Directions for this task: Using the listing below, please gather every line containing the word "name".

** START Input material **

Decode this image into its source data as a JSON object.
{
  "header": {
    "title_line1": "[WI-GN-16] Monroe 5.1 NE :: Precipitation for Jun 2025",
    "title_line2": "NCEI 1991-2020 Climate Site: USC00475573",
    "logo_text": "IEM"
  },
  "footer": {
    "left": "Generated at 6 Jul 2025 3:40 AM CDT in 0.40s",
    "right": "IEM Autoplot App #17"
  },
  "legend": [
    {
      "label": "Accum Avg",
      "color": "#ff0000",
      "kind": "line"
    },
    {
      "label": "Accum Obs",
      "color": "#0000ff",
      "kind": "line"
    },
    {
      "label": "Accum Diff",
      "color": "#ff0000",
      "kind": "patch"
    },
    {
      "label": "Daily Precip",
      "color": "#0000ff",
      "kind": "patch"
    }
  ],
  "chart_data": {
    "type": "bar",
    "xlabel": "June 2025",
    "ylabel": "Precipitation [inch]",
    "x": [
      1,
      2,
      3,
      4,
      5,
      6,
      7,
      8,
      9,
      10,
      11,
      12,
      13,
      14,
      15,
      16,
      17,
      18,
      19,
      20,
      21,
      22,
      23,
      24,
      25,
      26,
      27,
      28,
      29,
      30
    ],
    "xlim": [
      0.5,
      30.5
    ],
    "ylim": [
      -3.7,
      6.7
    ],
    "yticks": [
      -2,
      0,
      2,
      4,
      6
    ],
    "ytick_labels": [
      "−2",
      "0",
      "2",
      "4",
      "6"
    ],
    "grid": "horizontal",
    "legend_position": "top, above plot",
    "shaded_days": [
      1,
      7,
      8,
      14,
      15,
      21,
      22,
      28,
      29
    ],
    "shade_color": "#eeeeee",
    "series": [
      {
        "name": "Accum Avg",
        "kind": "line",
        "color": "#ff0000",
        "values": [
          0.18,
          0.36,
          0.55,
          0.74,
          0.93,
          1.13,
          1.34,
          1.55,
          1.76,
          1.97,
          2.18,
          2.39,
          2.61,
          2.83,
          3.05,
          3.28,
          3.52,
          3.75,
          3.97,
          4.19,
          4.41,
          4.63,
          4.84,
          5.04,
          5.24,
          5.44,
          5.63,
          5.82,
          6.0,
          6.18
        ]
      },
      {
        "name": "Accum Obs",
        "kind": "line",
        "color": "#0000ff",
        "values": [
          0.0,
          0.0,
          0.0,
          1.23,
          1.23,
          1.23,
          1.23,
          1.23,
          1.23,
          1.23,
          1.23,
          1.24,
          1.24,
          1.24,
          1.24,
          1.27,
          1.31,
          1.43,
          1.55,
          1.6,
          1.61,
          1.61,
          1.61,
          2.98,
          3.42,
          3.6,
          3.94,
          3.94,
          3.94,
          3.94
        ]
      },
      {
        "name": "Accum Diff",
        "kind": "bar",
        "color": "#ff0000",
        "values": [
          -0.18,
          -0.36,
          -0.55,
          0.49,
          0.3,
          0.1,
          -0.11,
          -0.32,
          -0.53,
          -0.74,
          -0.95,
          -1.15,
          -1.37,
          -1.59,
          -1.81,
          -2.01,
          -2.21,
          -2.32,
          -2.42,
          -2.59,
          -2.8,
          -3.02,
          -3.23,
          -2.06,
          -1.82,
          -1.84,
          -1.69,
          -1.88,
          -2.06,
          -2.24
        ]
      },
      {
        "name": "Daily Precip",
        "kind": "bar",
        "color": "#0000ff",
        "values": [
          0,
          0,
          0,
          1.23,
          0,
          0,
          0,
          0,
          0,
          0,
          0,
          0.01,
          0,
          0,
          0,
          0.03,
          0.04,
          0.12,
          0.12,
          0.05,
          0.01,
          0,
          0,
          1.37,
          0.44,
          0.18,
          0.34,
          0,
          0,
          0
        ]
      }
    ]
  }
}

** END Input material **

Result for this exercise:
        "name": "Accum Avg",
        "name": "Accum Obs",
        "name": "Accum Diff",
        "name": "Daily Precip",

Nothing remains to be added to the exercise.